- _SET TASK_:
Return the number of lines that contain the word "Where", and return nothing else.
□ □ □ □ □ □ □
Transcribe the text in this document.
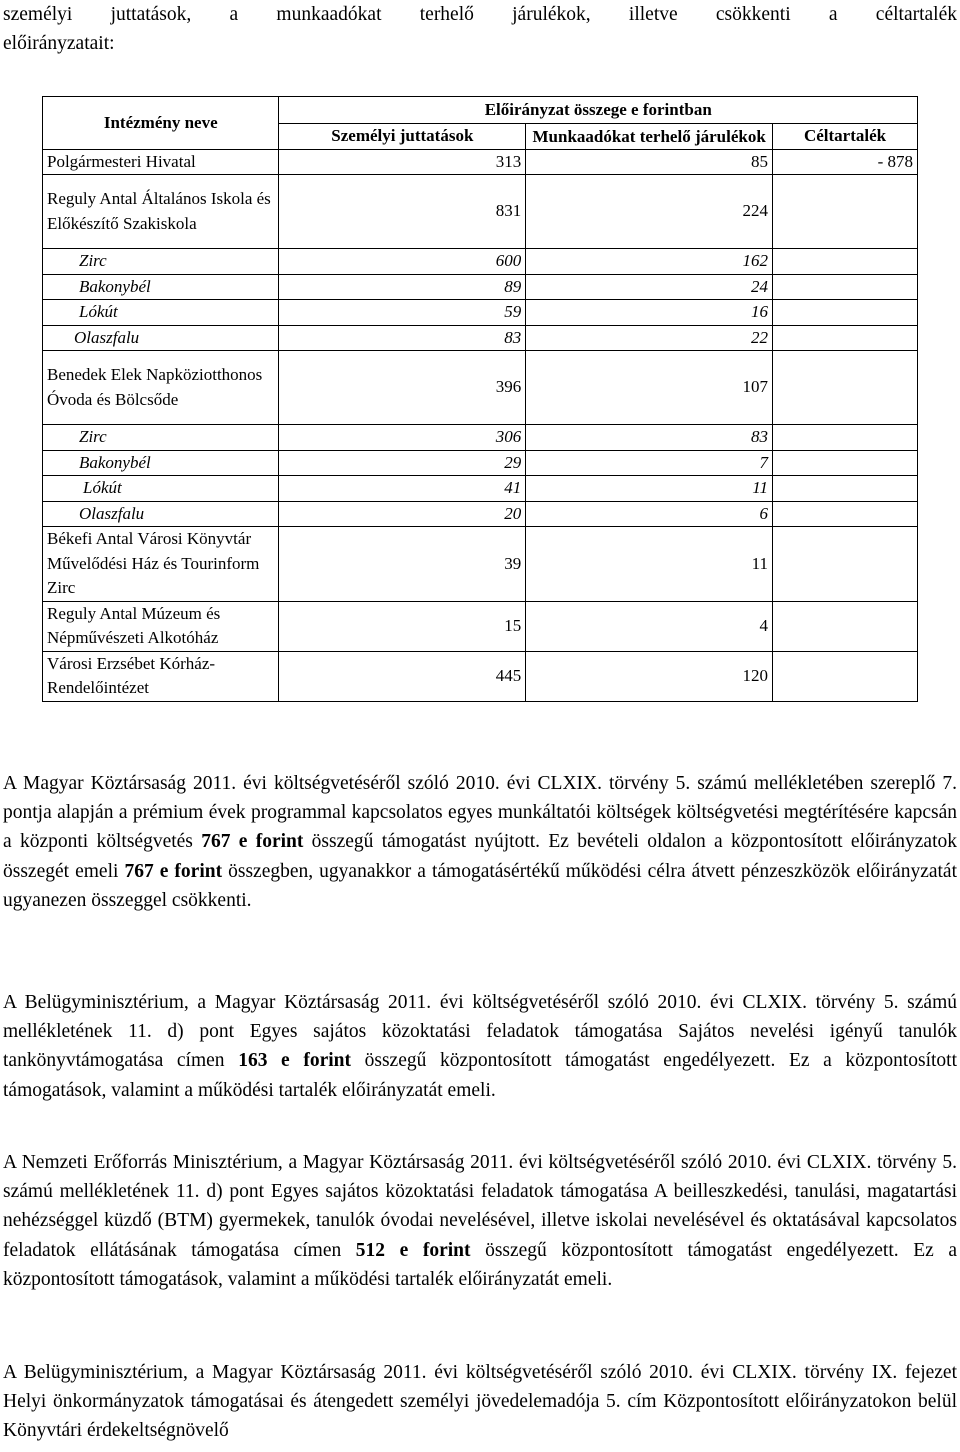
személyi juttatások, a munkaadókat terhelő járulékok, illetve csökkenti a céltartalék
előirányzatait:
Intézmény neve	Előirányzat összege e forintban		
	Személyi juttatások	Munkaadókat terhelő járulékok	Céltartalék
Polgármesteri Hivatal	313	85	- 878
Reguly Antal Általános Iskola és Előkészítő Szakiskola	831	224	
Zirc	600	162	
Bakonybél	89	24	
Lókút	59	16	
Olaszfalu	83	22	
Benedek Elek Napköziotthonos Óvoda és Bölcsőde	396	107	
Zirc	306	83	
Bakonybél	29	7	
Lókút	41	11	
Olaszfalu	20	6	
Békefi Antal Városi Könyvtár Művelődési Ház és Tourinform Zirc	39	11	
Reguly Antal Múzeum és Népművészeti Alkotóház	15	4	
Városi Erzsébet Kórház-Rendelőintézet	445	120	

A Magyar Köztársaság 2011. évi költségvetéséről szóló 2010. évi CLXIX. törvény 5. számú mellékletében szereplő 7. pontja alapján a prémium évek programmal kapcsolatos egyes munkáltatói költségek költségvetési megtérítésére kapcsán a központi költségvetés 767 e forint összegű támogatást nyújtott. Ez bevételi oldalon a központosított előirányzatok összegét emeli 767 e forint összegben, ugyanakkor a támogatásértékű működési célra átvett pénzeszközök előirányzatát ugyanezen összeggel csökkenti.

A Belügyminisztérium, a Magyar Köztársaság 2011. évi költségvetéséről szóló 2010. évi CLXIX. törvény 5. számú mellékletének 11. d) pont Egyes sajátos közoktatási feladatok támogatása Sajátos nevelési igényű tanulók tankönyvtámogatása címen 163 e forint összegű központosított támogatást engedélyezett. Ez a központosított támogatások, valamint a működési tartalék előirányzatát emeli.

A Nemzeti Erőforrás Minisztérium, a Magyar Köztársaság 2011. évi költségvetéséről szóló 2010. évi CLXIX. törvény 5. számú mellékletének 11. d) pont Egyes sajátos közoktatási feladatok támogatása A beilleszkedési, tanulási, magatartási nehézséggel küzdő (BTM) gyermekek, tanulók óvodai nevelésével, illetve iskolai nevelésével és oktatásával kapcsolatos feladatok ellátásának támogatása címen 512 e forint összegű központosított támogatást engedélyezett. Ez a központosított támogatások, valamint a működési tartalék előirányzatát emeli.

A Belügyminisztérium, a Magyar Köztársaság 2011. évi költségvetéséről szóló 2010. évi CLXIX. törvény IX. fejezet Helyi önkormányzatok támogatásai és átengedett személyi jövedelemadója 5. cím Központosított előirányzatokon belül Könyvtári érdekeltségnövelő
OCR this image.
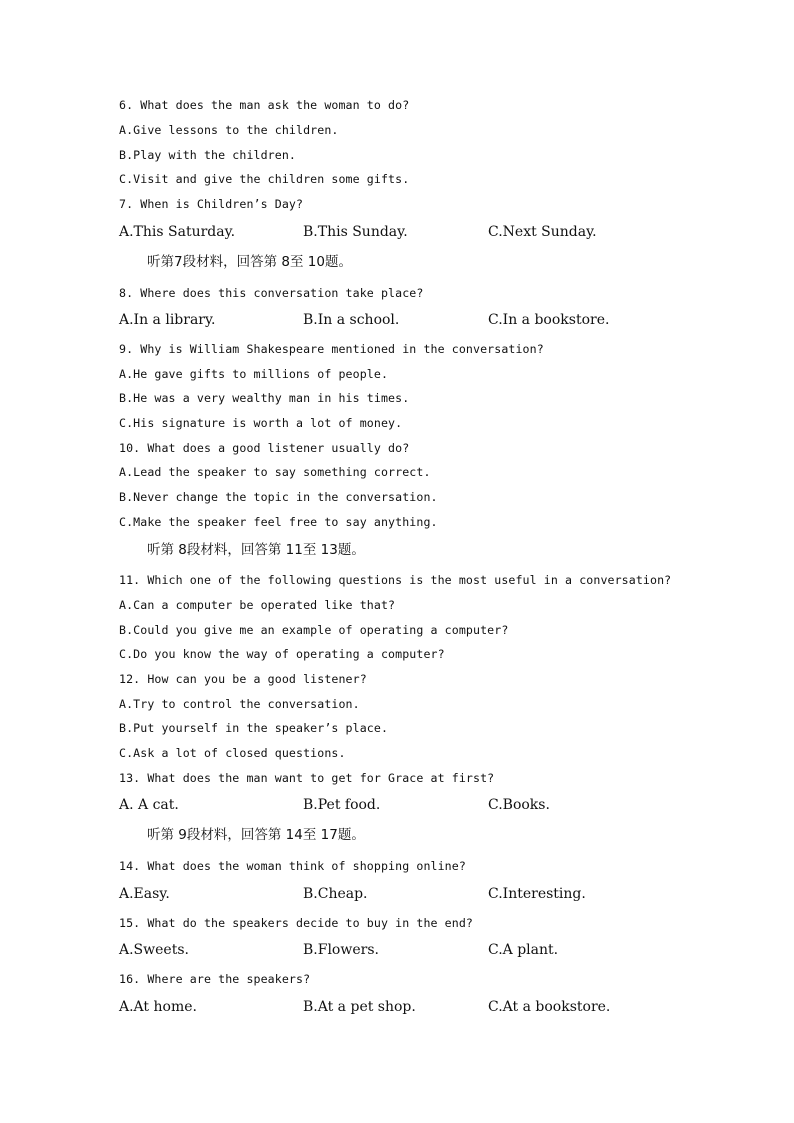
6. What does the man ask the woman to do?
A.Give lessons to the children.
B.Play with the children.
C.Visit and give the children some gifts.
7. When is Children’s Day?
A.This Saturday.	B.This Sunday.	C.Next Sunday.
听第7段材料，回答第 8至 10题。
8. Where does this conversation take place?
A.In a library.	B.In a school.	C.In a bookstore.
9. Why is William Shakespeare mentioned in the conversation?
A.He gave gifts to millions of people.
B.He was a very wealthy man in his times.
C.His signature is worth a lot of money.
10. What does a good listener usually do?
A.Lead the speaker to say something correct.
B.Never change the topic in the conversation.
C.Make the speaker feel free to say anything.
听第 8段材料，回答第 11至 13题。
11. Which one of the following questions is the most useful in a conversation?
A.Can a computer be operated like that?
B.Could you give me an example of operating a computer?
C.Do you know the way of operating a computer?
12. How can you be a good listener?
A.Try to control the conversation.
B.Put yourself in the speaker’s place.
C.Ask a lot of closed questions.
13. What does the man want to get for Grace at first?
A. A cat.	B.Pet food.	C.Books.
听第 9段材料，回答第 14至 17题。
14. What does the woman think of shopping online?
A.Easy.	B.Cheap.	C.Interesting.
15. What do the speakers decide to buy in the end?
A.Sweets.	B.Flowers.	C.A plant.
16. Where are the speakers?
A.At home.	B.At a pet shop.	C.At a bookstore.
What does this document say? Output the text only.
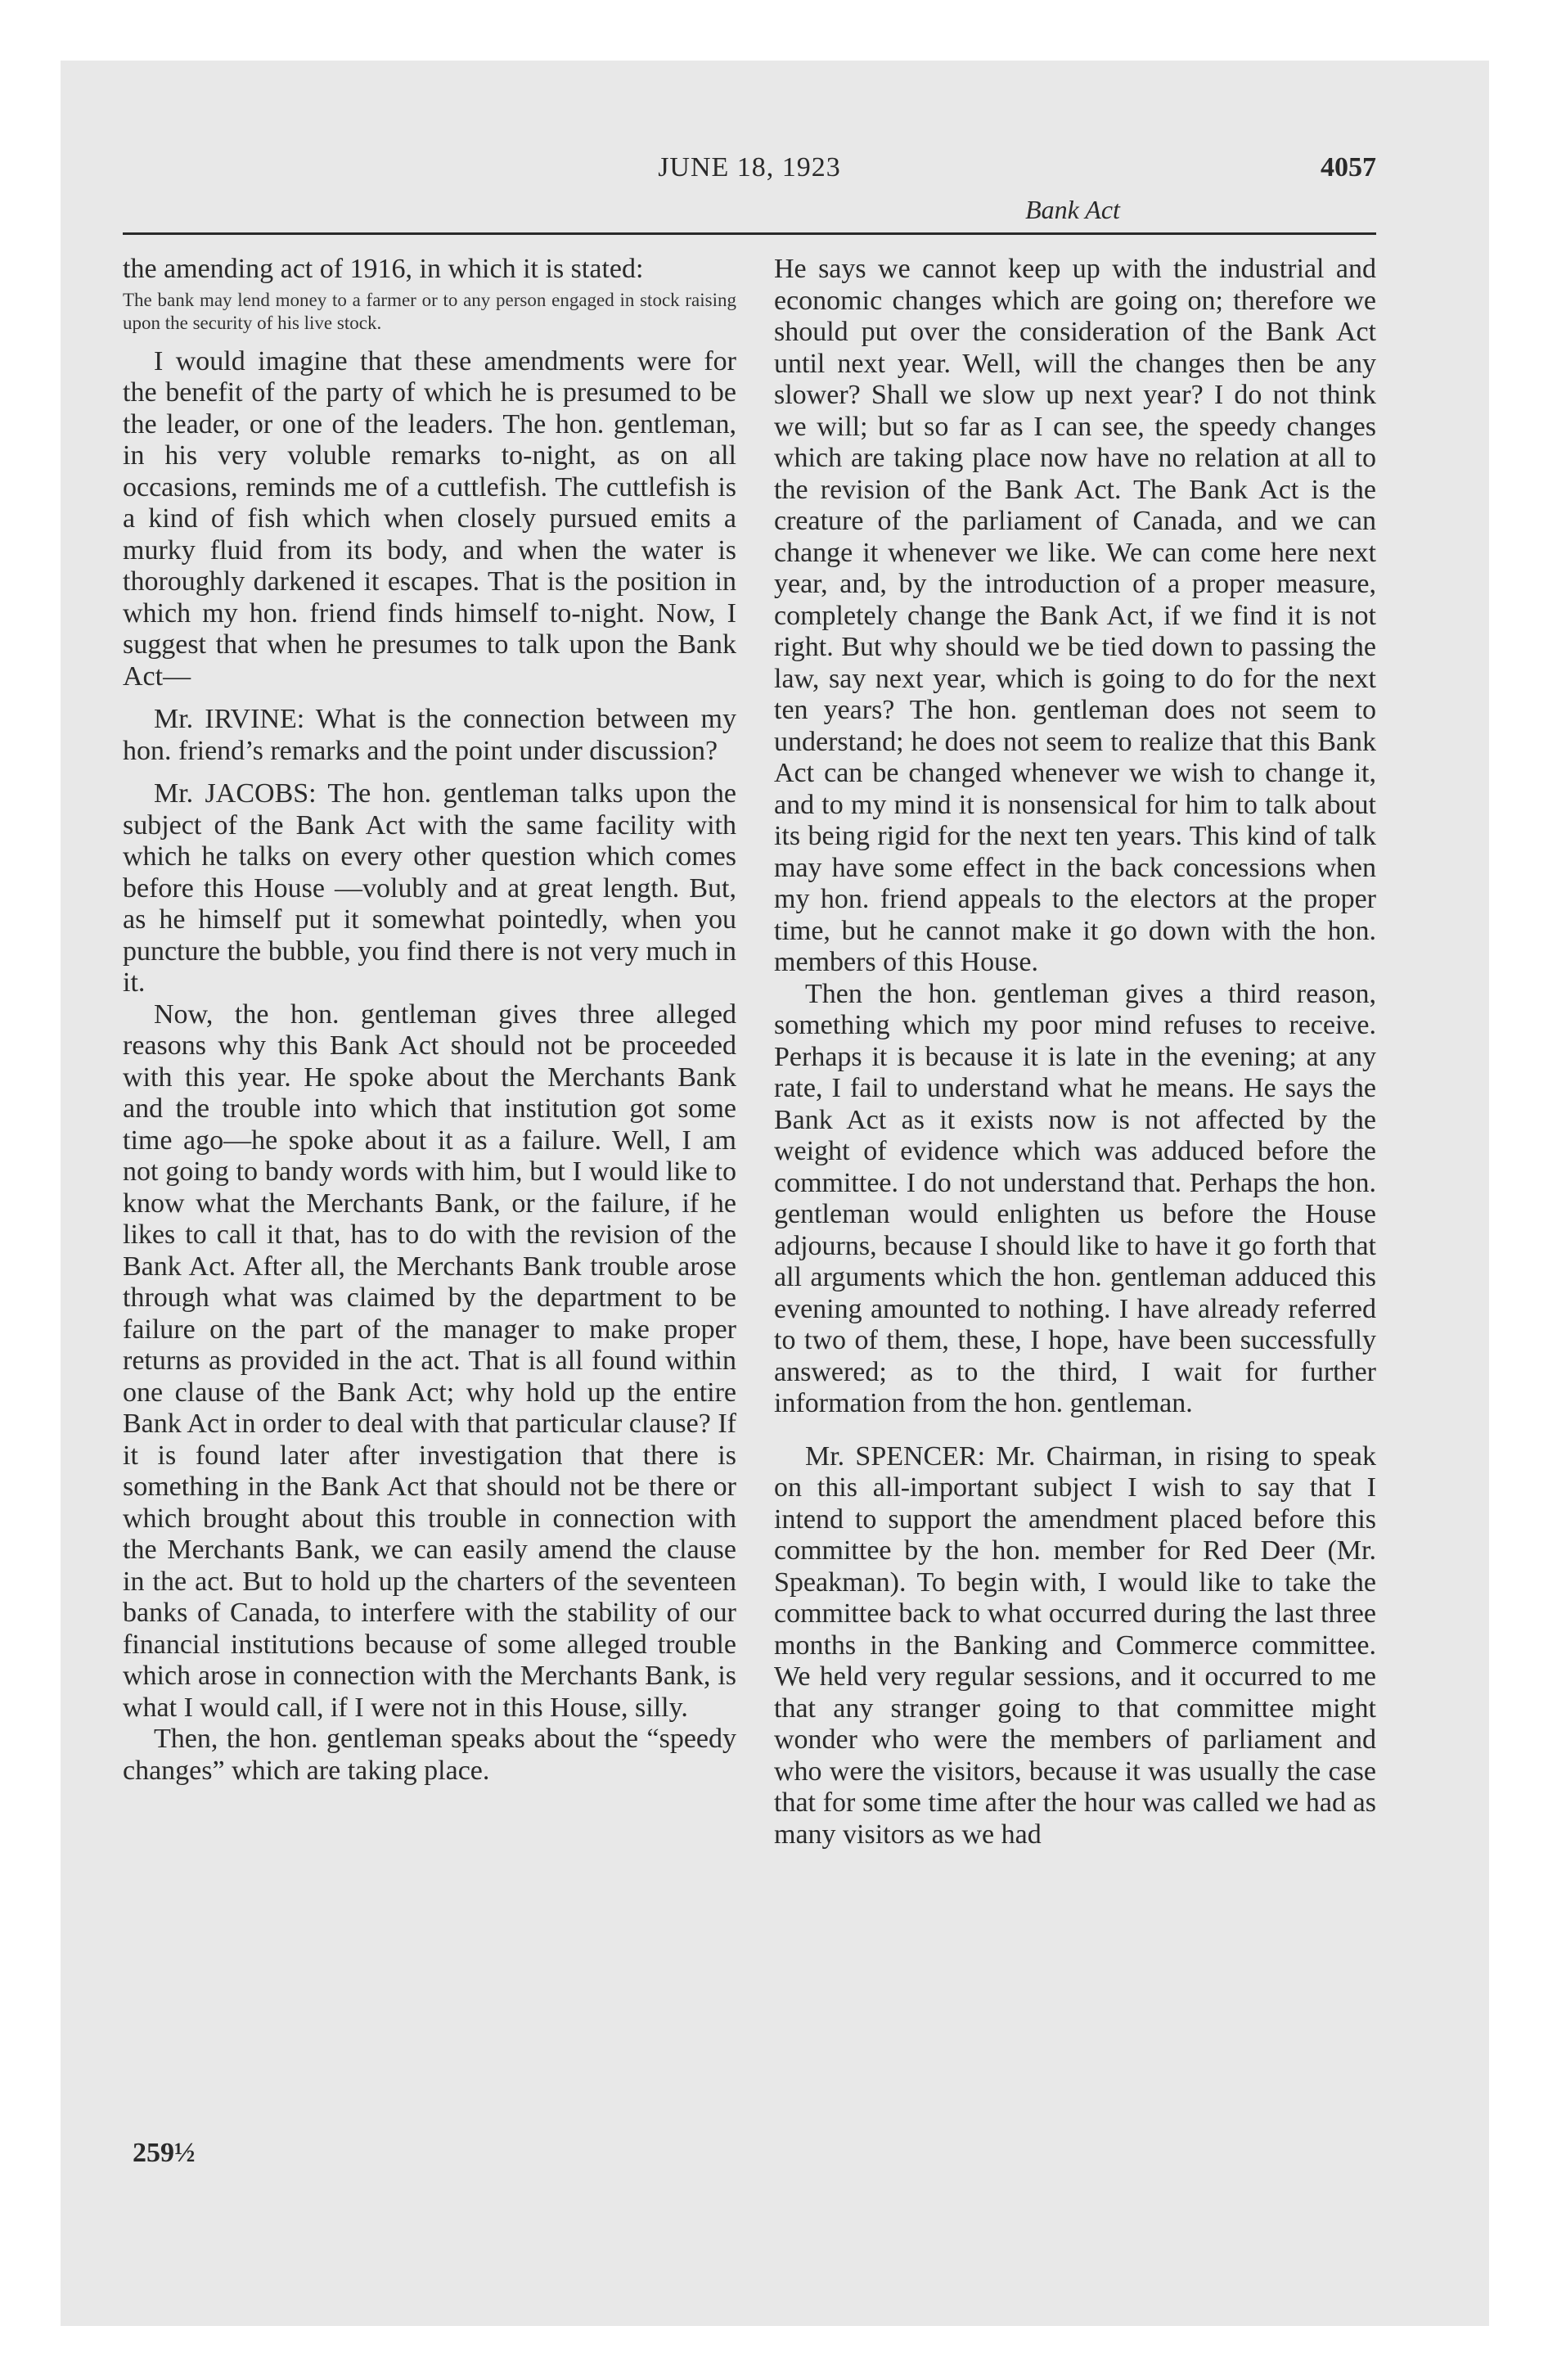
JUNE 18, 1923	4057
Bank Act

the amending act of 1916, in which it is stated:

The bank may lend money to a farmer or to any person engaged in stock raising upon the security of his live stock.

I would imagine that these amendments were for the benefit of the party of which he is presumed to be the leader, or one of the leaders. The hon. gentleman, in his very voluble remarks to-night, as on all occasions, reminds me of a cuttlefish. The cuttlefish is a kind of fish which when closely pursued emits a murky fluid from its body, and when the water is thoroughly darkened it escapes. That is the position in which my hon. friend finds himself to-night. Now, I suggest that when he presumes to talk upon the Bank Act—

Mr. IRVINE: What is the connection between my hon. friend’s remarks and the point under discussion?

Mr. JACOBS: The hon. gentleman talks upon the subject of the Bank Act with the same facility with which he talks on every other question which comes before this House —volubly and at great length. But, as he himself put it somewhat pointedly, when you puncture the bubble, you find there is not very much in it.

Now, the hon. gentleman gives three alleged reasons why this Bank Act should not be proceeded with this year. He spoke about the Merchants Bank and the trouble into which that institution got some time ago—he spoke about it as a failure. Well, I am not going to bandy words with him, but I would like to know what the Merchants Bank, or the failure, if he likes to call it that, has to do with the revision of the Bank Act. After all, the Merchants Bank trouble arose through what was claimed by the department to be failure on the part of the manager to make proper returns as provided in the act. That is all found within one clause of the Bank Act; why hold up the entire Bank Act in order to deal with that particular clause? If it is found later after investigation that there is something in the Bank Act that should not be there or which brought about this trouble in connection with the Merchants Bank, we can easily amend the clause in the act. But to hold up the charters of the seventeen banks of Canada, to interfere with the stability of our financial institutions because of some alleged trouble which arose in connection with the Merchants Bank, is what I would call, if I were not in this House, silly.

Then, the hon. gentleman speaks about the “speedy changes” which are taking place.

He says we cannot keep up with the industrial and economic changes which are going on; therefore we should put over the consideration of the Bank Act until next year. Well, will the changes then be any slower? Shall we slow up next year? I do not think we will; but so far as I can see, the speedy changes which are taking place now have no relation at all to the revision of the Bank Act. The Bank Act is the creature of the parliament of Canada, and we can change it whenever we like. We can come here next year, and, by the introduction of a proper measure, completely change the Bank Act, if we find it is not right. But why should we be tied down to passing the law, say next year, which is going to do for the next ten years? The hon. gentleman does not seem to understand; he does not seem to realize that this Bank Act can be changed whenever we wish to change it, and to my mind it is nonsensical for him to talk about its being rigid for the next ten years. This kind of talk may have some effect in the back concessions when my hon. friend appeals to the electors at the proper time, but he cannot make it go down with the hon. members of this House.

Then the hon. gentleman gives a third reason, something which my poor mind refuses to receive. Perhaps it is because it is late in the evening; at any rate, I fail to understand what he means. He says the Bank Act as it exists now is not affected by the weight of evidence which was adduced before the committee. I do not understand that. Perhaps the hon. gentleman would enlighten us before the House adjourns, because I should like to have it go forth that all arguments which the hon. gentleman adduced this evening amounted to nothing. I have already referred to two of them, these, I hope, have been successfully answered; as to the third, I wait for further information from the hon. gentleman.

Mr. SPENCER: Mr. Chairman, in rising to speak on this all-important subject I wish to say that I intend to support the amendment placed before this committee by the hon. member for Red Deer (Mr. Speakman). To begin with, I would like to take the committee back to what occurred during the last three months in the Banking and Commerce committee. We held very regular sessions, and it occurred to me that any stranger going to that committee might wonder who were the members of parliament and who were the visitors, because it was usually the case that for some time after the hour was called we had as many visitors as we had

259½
□ □ □ □ □ □ □
- _FINAL ANSWER_:
2